* [Request]:
Comb the records below for the string "seamlesscoopsettings" and copy each line where it turns up.

* [Data extracted from a collection]:
***
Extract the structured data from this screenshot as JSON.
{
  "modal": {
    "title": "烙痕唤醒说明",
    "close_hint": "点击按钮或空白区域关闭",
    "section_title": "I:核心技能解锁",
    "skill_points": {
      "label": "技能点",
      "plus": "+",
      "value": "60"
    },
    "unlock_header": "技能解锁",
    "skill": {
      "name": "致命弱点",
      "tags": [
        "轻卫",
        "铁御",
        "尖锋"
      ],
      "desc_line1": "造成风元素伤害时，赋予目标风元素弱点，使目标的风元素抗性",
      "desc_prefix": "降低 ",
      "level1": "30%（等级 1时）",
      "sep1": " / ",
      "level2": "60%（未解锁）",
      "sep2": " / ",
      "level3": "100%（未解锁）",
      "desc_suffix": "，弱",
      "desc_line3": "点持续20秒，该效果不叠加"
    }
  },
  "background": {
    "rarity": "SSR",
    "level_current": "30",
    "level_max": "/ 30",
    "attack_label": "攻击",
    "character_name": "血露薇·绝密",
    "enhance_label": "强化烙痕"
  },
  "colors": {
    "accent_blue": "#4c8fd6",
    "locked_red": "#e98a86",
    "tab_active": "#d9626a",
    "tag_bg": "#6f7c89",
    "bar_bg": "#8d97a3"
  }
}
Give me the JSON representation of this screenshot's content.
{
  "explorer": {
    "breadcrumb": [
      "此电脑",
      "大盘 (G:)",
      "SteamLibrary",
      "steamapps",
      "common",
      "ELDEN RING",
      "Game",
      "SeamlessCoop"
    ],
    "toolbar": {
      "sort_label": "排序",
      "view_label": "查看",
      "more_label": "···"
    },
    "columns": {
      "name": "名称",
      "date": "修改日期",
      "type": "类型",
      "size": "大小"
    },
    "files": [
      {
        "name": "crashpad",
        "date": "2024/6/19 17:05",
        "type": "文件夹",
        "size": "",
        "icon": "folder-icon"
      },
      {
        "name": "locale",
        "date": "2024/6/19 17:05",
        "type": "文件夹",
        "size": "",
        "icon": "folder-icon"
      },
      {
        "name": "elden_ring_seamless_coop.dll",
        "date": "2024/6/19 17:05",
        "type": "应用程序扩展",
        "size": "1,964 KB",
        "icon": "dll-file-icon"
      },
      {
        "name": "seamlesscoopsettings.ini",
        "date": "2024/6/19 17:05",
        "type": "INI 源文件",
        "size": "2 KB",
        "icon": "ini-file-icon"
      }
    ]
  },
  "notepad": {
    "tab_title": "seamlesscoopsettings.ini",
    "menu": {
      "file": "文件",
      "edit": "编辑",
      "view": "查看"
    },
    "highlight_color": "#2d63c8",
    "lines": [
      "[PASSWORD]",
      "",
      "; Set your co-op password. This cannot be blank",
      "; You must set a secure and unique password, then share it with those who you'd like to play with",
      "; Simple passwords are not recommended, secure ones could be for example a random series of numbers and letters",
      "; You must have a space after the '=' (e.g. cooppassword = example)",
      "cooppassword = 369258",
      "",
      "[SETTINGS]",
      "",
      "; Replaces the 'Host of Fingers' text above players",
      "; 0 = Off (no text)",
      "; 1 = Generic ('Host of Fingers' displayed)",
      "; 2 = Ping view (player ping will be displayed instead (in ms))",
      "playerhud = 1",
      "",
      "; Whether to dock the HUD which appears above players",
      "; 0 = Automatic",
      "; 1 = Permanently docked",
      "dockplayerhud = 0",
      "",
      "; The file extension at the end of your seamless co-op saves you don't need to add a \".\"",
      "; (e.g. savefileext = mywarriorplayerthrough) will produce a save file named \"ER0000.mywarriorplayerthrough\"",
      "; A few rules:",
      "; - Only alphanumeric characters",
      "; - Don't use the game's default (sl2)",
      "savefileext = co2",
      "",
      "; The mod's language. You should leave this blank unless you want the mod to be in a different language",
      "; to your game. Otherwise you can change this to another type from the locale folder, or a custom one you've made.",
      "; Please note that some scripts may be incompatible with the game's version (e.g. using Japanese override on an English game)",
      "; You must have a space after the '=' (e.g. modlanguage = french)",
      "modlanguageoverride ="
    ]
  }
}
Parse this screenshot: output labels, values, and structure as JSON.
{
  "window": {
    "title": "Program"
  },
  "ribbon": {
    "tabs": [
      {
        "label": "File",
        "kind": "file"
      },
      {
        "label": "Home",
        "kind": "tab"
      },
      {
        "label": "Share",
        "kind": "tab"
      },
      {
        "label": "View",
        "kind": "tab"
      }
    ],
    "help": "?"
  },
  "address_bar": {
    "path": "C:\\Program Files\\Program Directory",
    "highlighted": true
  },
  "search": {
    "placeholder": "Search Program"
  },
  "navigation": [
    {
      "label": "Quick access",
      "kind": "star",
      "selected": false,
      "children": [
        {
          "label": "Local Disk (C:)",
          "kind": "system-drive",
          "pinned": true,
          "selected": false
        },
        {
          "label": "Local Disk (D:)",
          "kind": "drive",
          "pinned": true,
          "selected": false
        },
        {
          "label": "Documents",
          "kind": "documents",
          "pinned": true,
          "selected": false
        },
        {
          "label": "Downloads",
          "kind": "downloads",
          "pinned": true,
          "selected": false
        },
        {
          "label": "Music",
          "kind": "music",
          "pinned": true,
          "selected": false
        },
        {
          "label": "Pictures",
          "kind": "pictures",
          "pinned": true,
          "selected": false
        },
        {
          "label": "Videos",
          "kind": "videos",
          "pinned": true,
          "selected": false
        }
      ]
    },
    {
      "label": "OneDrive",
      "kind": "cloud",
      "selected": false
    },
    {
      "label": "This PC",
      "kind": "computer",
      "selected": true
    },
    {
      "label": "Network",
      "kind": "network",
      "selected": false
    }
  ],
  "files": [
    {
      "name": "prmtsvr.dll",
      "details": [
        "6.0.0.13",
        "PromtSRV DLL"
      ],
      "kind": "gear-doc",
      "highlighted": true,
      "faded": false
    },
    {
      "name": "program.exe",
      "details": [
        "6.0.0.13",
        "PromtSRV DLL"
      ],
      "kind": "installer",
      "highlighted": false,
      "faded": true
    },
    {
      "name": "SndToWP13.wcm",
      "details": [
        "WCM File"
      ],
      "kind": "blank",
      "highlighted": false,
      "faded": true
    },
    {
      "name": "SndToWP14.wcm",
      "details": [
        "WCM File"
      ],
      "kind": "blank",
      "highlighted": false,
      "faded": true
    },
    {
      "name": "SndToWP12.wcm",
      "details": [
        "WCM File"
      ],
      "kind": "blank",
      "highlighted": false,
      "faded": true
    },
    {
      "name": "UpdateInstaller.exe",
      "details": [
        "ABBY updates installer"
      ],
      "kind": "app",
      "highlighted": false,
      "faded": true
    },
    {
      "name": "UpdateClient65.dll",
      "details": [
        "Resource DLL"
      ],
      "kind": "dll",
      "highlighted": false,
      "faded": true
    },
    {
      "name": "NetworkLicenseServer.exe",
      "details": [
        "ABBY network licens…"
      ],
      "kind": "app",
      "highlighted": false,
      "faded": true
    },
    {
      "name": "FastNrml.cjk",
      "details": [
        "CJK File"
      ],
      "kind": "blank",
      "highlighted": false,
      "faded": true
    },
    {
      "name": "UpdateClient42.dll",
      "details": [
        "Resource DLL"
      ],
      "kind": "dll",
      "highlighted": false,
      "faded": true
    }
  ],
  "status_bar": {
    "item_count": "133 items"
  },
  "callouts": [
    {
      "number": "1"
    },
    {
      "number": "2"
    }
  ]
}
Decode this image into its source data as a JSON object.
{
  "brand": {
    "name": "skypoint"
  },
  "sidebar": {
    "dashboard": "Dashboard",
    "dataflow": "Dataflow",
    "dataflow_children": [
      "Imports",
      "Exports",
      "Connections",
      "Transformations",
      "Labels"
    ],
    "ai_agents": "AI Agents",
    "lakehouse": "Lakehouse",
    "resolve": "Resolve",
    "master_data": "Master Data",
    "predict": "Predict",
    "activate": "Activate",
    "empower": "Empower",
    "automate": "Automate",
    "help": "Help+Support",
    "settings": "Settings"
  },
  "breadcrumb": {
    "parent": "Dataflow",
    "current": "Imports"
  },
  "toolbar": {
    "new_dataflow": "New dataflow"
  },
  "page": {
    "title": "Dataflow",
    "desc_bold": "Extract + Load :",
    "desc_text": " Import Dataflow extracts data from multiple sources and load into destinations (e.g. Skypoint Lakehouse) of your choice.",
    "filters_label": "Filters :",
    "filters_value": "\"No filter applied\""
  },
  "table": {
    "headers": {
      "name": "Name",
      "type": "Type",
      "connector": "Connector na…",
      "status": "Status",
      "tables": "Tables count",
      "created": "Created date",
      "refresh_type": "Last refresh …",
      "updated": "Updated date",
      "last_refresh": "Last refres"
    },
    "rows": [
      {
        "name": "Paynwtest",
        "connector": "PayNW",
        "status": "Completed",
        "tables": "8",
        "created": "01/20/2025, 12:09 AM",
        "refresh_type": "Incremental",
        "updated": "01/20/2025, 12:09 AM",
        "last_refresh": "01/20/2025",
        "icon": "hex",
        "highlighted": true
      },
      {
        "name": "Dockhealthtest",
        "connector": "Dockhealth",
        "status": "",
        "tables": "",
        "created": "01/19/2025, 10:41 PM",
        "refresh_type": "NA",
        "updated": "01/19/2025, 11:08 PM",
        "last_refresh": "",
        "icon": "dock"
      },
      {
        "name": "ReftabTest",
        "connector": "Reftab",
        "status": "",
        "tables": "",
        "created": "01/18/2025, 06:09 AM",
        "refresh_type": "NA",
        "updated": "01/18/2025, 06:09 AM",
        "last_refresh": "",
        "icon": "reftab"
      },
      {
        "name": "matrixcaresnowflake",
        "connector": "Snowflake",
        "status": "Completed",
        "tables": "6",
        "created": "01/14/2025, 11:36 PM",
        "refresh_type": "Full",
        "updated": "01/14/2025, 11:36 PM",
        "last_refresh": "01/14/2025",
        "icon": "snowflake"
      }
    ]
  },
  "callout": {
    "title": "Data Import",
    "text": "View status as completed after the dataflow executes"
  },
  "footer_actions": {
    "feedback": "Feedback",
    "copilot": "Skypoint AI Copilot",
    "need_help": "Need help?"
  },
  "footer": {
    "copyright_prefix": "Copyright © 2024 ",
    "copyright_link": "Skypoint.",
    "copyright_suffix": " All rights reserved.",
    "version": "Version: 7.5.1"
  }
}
***
* [Full solution]:
        "name": "seamlesscoopsettings.ini",
    "tab_title": "seamlesscoopsettings.ini",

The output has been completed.